▸ The problem: Set out each line from the following listing that includes the word "имуществено".

▸ Data to process:
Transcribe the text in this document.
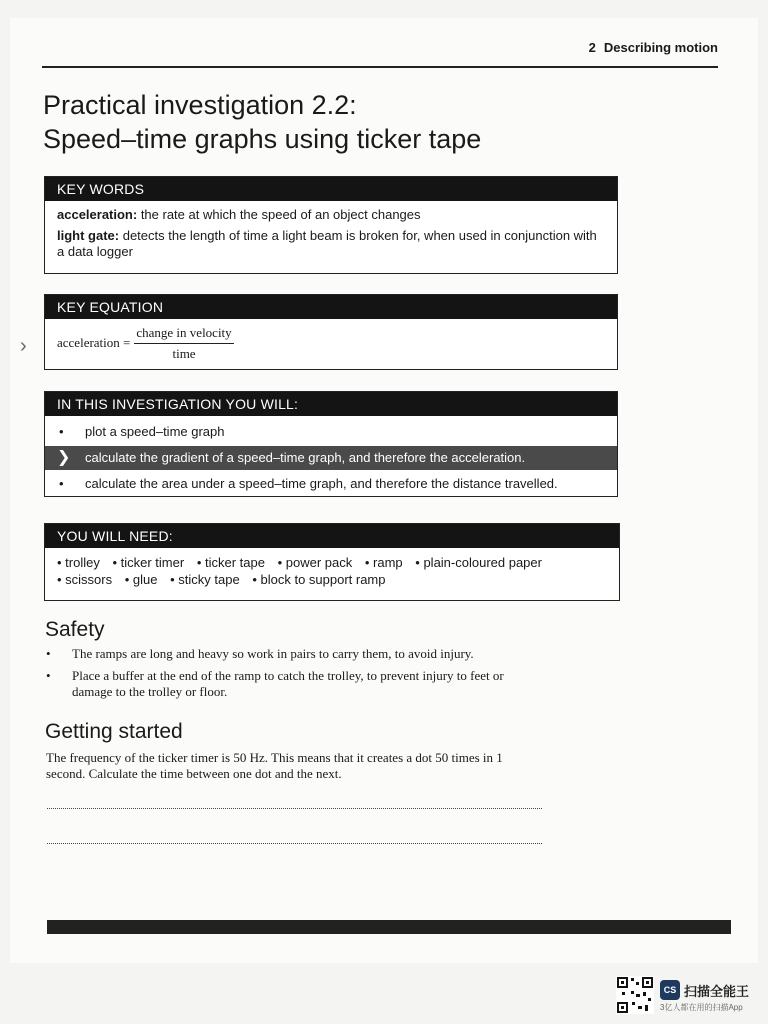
2 Describing motion
Practical investigation 2.2:
Speed–time graphs using ticker tape
KEY WORDS

acceleration: the rate at which the speed of an object changes

light gate: detects the length of time a light beam is broken for, when used in conjunction with a data logger

›
KEY EQUATION
acceleration = $\frac{\text{change in velocity}}{\text{time}}$
IN THIS INVESTIGATION YOU WILL:
• plot a speed–time graph
❯ calculate the gradient of a speed–time graph, and therefore the acceleration.
• calculate the area under a speed–time graph, and therefore the distance travelled.
YOU WILL NEED:
• trolley • ticker timer • ticker tape • power pack • ramp • plain-coloured paper
• scissors • glue • sticky tape • block to support ramp
Safety
• The ramps are long and heavy so work in pairs to carry them, to avoid injury.
• Place a buffer at the end of the ramp to catch the trolley, to prevent injury to feet or damage to the trolley or floor.
Getting started

The frequency of the ticker timer is 50 Hz. This means that it creates a dot 50 times in 1 second. Calculate the time between one dot and the next.

CS 扫描全能王
3亿人都在用的扫描App
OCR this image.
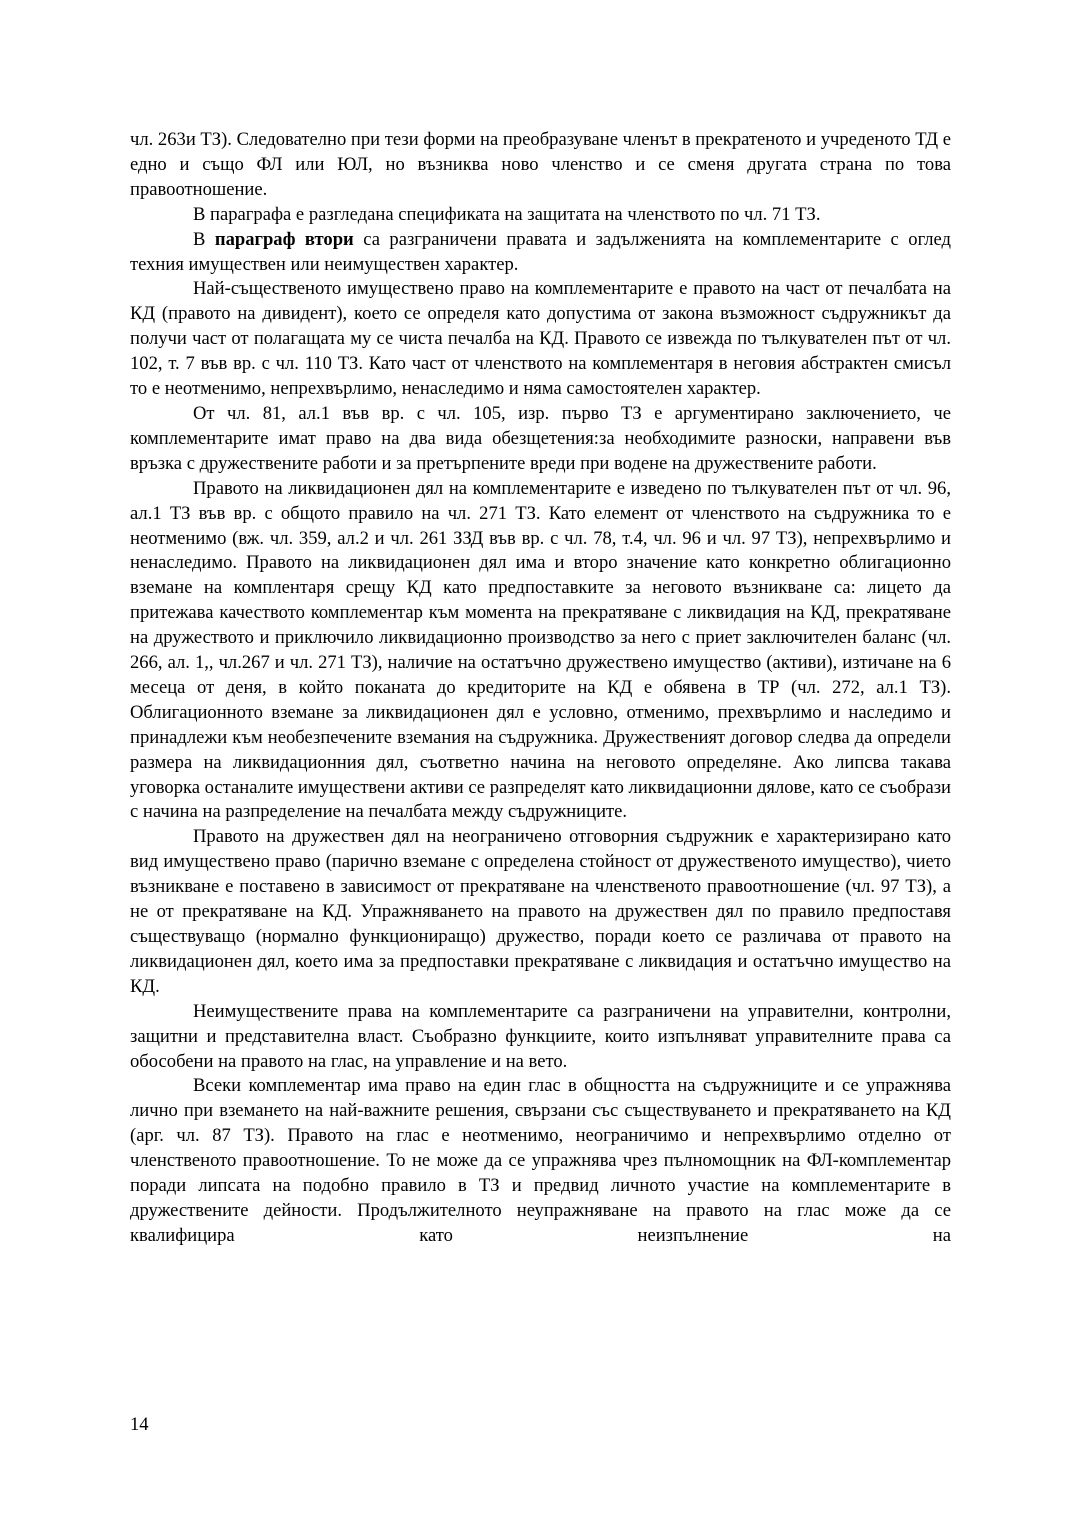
чл. 263и ТЗ). Следователно при тези форми на преобразуване членът в прекратеното и учреденото ТД е едно и също ФЛ или ЮЛ, но възниква ново членство и се сменя другата страна по това правоотношение.

В параграфа е разгледана спецификата на защитата на членството по чл. 71 ТЗ.

В параграф втори са разграничени правата и задълженията на комплементарите с оглед техния имуществен или неимуществен характер.

Най-същественото имуществено право на комплементарите е правото на част от печалбата на КД (правото на дивидент), което се определя като допустима от закона възможност съдружникът да получи част от полагащата му се чиста печалба на КД. Правото се извежда по тълкувателен път от чл. 102, т. 7 във вр. с чл. 110 ТЗ. Като част от членството на комплементаря в неговия абстрактен смисъл то е неотменимо, непрехвърлимо, ненаследимо и няма самостоятелен характер.

От чл. 81, ал.1 във вр. с чл. 105, изр. първо ТЗ е аргументирано заключението, че комплементарите имат право на два вида обезщетения:за необходимите разноски, направени във връзка с дружествените работи и за претърпените вреди при водене на дружествените работи.

Правото на ликвидационен дял на комплементарите е изведено по тълкувателен път от чл. 96, ал.1 ТЗ във вр. с общото правило на чл. 271 ТЗ. Като елемент от членството на съдружника то е неотменимо (вж. чл. 359, ал.2 и чл. 261 ЗЗД във вр. с чл. 78, т.4, чл. 96 и чл. 97 ТЗ), непрехвърлимо и ненаследимо. Правото на ликвидационен дял има и второ значение като конкретно облигационно вземане на комплентаря срещу КД като предпоставките за неговото възникване са: лицето да притежава качеството комплементар към момента на прекратяване с ликвидация на КД, прекратяване на дружеството и приключило ликвидационно производство за него с приет заключителен баланс (чл. 266, ал. 1,, чл.267 и чл. 271 ТЗ), наличие на остатъчно дружествено имущество (активи), изтичане на 6 месеца от деня, в който поканата до кредиторите на КД е обявена в ТР (чл. 272, ал.1 ТЗ). Облигационното вземане за ликвидационен дял е условно, отменимо, прехвърлимо и наследимо и принадлежи към необезпечените вземания на съдружника. Дружественият договор следва да определи размера на ликвидационния дял, съответно начина на неговото определяне. Ако липсва такава уговорка останалите имуществени активи се разпределят като ликвидационни дялове, като се съобрази с начина на разпределение на печалбата между съдружниците.

Правото на дружествен дял на неограничено отговорния съдружник е характеризирано като вид имуществено право (парично вземане с определена стойност от дружественото имущество), чието възникване е поставено в зависимост от прекратяване на членственото правоотношение (чл. 97 ТЗ), а не от прекратяване на КД. Упражняването на правото на дружествен дял по правило предпоставя съществуващо (нормално функциониращо) дружество, поради което се различава от правото на ликвидационен дял, което има за предпоставки прекратяване с ликвидация и остатъчно имущество на КД.

Неимуществените права на комплементарите са разграничени на управителни, контролни, защитни и представителна власт. Съобразно функциите, които изпълняват управителните права са обособени на правото на глас, на управление и на вето.

Всеки комплементар има право на един глас в общността на съдружниците и се упражнява лично при вземането на най-важните решения, свързани със съществуването и прекратяването на КД (арг. чл. 87 ТЗ). Правото на глас е неотменимо, неограничимо и непрехвърлимо отделно от членственото правоотношение. То не може да се упражнява чрез пълномощник на ФЛ-комплементар поради липсата на подобно правило в ТЗ и предвид личното участие на комплементарите в дружествените дейности. Продължителното неупражняване на правото на глас може да се квалифицира като неизпълнение на

14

▸ Response:
Най-същественото имуществено право на комплементарите е правото на част от печалбата на КД (правото на дивидент), което се определя като допустима от закона възможност съдружникът да получи част от полагащата му се чиста печалба на КД. Правото се извежда по тълкувателен път от чл. 102, т. 7 във вр. с чл. 110 ТЗ. Като част от членството на комплементаря в неговия абстрактен смисъл то е неотменимо, непрехвърлимо, ненаследимо и няма самостоятелен характер.
Правото на дружествен дял на неограничено отговорния съдружник е характеризирано като вид имуществено право (парично вземане с определена стойност от дружественото имущество), чието възникване е поставено в зависимост от прекратяване на членственото правоотношение (чл. 97 ТЗ), а не от прекратяване на КД. Упражняването на правото на дружествен дял по правило предпоставя съществуващо (нормално функциониращо) дружество, поради което се различава от правото на ликвидационен дял, което има за предпоставки прекратяване с ликвидация и остатъчно имущество на КД.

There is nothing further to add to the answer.